--- Excerpted records ---

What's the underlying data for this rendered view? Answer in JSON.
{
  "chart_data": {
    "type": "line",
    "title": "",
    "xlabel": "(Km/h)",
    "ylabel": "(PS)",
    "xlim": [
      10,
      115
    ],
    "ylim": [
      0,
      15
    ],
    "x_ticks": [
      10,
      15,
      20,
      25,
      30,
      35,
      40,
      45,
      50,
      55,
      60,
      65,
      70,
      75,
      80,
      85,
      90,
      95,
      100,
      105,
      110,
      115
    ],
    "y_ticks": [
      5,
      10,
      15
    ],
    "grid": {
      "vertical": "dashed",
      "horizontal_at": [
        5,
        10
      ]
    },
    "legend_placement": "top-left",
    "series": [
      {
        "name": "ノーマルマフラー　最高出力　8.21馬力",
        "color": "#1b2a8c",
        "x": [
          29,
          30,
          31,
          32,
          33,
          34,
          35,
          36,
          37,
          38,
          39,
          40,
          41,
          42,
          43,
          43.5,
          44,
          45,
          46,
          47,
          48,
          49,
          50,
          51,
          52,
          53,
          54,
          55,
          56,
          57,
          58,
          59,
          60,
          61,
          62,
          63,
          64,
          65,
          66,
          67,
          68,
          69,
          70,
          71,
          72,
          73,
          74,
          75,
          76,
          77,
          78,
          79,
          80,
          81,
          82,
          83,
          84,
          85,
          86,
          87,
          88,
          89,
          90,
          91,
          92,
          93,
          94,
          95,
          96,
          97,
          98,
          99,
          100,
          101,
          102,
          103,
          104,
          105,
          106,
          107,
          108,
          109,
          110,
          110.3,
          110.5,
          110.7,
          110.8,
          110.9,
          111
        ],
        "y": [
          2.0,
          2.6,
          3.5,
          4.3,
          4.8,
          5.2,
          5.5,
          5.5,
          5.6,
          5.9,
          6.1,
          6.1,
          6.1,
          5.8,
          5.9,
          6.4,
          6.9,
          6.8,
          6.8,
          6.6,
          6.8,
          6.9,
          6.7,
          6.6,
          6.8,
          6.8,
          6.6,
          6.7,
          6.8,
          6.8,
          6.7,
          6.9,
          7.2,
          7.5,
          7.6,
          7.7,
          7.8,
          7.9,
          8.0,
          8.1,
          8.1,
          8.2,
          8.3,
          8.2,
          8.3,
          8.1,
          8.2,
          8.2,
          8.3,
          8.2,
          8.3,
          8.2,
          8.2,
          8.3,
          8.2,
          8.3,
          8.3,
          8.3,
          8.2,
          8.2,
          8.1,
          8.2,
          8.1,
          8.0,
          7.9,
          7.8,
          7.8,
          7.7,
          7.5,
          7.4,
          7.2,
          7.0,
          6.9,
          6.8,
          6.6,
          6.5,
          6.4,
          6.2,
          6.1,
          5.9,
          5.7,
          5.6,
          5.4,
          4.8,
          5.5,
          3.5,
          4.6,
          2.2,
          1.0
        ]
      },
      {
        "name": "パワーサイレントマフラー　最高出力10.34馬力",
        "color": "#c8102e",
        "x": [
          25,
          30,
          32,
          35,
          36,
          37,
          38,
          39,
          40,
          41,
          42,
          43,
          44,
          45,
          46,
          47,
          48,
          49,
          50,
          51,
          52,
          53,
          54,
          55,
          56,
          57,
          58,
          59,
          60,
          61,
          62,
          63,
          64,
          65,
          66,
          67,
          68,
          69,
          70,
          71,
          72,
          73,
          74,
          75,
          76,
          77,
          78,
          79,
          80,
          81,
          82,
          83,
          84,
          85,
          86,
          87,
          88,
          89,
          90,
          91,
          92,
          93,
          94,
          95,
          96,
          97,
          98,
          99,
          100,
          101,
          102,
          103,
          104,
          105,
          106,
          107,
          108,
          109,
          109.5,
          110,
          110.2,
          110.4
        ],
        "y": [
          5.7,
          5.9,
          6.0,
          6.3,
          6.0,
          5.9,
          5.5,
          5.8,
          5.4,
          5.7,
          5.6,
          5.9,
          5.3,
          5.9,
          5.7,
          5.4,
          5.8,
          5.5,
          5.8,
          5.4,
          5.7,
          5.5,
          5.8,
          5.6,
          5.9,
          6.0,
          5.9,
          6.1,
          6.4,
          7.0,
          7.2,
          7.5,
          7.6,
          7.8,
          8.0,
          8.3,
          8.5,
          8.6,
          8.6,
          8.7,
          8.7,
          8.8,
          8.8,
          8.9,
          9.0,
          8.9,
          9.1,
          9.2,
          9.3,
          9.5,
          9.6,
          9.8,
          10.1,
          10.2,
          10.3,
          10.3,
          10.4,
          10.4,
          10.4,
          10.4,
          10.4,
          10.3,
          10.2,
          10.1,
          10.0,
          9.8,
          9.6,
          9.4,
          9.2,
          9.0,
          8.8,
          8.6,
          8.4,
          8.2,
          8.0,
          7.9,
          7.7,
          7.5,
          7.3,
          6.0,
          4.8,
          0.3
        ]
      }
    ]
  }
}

---

• Work instructions
Print the material verbatim, all of it.

• Output
What's the underlying data for this rendered view? Answer in JSON.
{
  "chart_data": {
    "type": "line",
    "title": "",
    "xlabel": "(Km/h)",
    "ylabel": "(PS)",
    "xlim": [
      10,
      115
    ],
    "ylim": [
      0,
      15
    ],
    "x_ticks": [
      10,
      15,
      20,
      25,
      30,
      35,
      40,
      45,
      50,
      55,
      60,
      65,
      70,
      75,
      80,
      85,
      90,
      95,
      100,
      105,
      110,
      115
    ],
    "y_ticks": [
      5,
      10,
      15
    ],
    "grid": {
      "vertical": "dashed",
      "horizontal_at": [
        5,
        10
      ]
    },
    "legend_placement": "top-left",
    "series": [
      {
        "name": "ノーマルマフラー　最高出力　8.21馬力",
        "color": "#1b2a8c",
        "x": [
          29,
          30,
          31,
          32,
          33,
          34,
          35,
          36,
          37,
          38,
          39,
          40,
          41,
          42,
          43,
          43.5,
          44,
          45,
          46,
          47,
          48,
          49,
          50,
          51,
          52,
          53,
          54,
          55,
          56,
          57,
          58,
          59,
          60,
          61,
          62,
          63,
          64,
          65,
          66,
          67,
          68,
          69,
          70,
          71,
          72,
          73,
          74,
          75,
          76,
          77,
          78,
          79,
          80,
          81,
          82,
          83,
          84,
          85,
          86,
          87,
          88,
          89,
          90,
          91,
          92,
          93,
          94,
          95,
          96,
          97,
          98,
          99,
          100,
          101,
          102,
          103,
          104,
          105,
          106,
          107,
          108,
          109,
          110,
          110.3,
          110.5,
          110.7,
          110.8,
          110.9,
          111
        ],
        "y": [
          2.0,
          2.6,
          3.5,
          4.3,
          4.8,
          5.2,
          5.5,
          5.5,
          5.6,
          5.9,
          6.1,
          6.1,
          6.1,
          5.8,
          5.9,
          6.4,
          6.9,
          6.8,
          6.8,
          6.6,
          6.8,
          6.9,
          6.7,
          6.6,
          6.8,
          6.8,
          6.6,
          6.7,
          6.8,
          6.8,
          6.7,
          6.9,
          7.2,
          7.5,
          7.6,
          7.7,
          7.8,
          7.9,
          8.0,
          8.1,
          8.1,
          8.2,
          8.3,
          8.2,
          8.3,
          8.1,
          8.2,
          8.2,
          8.3,
          8.2,
          8.3,
          8.2,
          8.2,
          8.3,
          8.2,
          8.3,
          8.3,
          8.3,
          8.2,
          8.2,
          8.1,
          8.2,
          8.1,
          8.0,
          7.9,
          7.8,
          7.8,
          7.7,
          7.5,
          7.4,
          7.2,
          7.0,
          6.9,
          6.8,
          6.6,
          6.5,
          6.4,
          6.2,
          6.1,
          5.9,
          5.7,
          5.6,
          5.4,
          4.8,
          5.5,
          3.5,
          4.6,
          2.2,
          1.0
        ]
      },
      {
        "name": "パワーサイレントマフラー　最高出力10.34馬力",
        "color": "#c8102e",
        "x": [
          25,
          30,
          32,
          35,
          36,
          37,
          38,
          39,
          40,
          41,
          42,
          43,
          44,
          45,
          46,
          47,
          48,
          49,
          50,
          51,
          52,
          53,
          54,
          55,
          56,
          57,
          58,
          59,
          60,
          61,
          62,
          63,
          64,
          65,
          66,
          67,
          68,
          69,
          70,
          71,
          72,
          73,
          74,
          75,
          76,
          77,
          78,
          79,
          80,
          81,
          82,
          83,
          84,
          85,
          86,
          87,
          88,
          89,
          90,
          91,
          92,
          93,
          94,
          95,
          96,
          97,
          98,
          99,
          100,
          101,
          102,
          103,
          104,
          105,
          106,
          107,
          108,
          109,
          109.5,
          110,
          110.2,
          110.4
        ],
        "y": [
          5.7,
          5.9,
          6.0,
          6.3,
          6.0,
          5.9,
          5.5,
          5.8,
          5.4,
          5.7,
          5.6,
          5.9,
          5.3,
          5.9,
          5.7,
          5.4,
          5.8,
          5.5,
          5.8,
          5.4,
          5.7,
          5.5,
          5.8,
          5.6,
          5.9,
          6.0,
          5.9,
          6.1,
          6.4,
          7.0,
          7.2,
          7.5,
          7.6,
          7.8,
          8.0,
          8.3,
          8.5,
          8.6,
          8.6,
          8.7,
          8.7,
          8.8,
          8.8,
          8.9,
          9.0,
          8.9,
          9.1,
          9.2,
          9.3,
          9.5,
          9.6,
          9.8,
          10.1,
          10.2,
          10.3,
          10.3,
          10.4,
          10.4,
          10.4,
          10.4,
          10.4,
          10.3,
          10.2,
          10.1,
          10.0,
          9.8,
          9.6,
          9.4,
          9.2,
          9.0,
          8.8,
          8.6,
          8.4,
          8.2,
          8.0,
          7.9,
          7.7,
          7.5,
          7.3,
          6.0,
          4.8,
          0.3
        ]
      }
    ]
  }
}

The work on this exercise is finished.